REQUIREMENTS
Transcribe the material exactly. Images do not belong in the copy.

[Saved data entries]
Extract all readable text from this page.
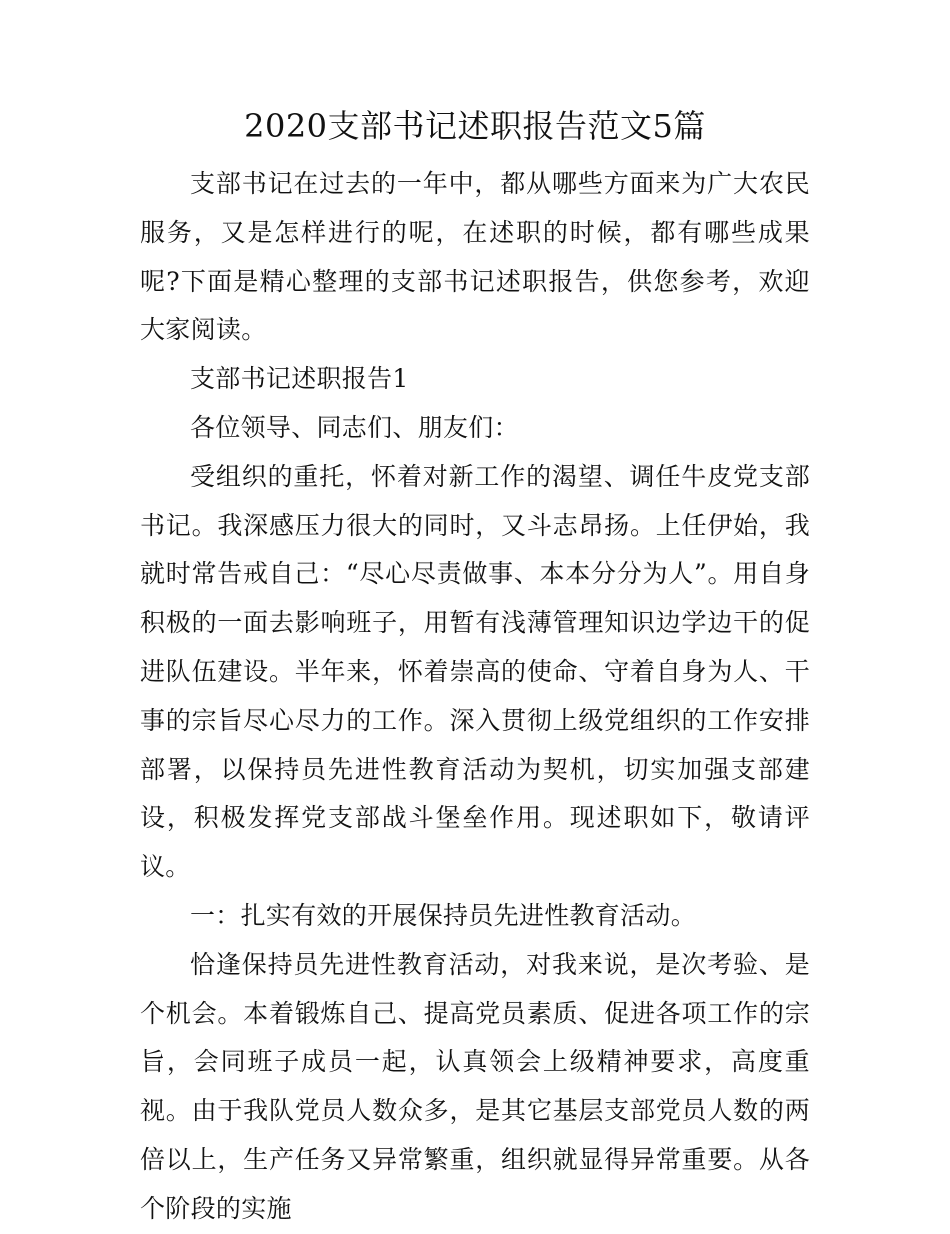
2020支部书记述职报告范文5篇

支部书记在过去的一年中，都从哪些方面来为广大农民服务，又是怎样进行的呢，在述职的时候，都有哪些成果呢?下面是精心整理的支部书记述职报告，供您参考，欢迎大家阅读。

支部书记述职报告1

各位领导、同志们、朋友们：

受组织的重托，怀着对新工作的渴望、调任牛皮党支部书记。我深感压力很大的同时，又斗志昂扬。上任伊始，我就时常告戒自己：“尽心尽责做事、本本分分为人”。用自身积极的一面去影响班子，用暂有浅薄管理知识边学边干的促进队伍建设。半年来，怀着崇高的使命、守着自身为人、干事的宗旨尽心尽力的工作。深入贯彻上级党组织的工作安排部署，以保持员先进性教育活动为契机，切实加强支部建设，积极发挥党支部战斗堡垒作用。现述职如下，敬请评议。

一：扎实有效的开展保持员先进性教育活动。

恰逢保持员先进性教育活动，对我来说，是次考验、是个机会。本着锻炼自己、提高党员素质、促进各项工作的宗旨，会同班子成员一起，认真领会上级精神要求，高度重视。由于我队党员人数众多，是其它基层支部党员人数的两倍以上，生产任务又异常繁重，组织就显得异常重要。从各个阶段的实施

THE COMPLETED TASK
Extract all readable text from this page.
2020支部书记述职报告范文5篇

支部书记在过去的一年中，都从哪些方面来为广大农民服务，又是怎样进行的呢，在述职的时候，都有哪些成果呢?下面是精心整理的支部书记述职报告，供您参考，欢迎大家阅读。

支部书记述职报告1

各位领导、同志们、朋友们：

受组织的重托，怀着对新工作的渴望、调任牛皮党支部书记。我深感压力很大的同时，又斗志昂扬。上任伊始，我就时常告戒自己：“尽心尽责做事、本本分分为人”。用自身积极的一面去影响班子，用暂有浅薄管理知识边学边干的促进队伍建设。半年来，怀着崇高的使命、守着自身为人、干事的宗旨尽心尽力的工作。深入贯彻上级党组织的工作安排部署，以保持员先进性教育活动为契机，切实加强支部建设，积极发挥党支部战斗堡垒作用。现述职如下，敬请评议。

一：扎实有效的开展保持员先进性教育活动。

恰逢保持员先进性教育活动，对我来说，是次考验、是个机会。本着锻炼自己、提高党员素质、促进各项工作的宗旨，会同班子成员一起，认真领会上级精神要求，高度重视。由于我队党员人数众多，是其它基层支部党员人数的两倍以上，生产任务又异常繁重，组织就显得异常重要。从各个阶段的实施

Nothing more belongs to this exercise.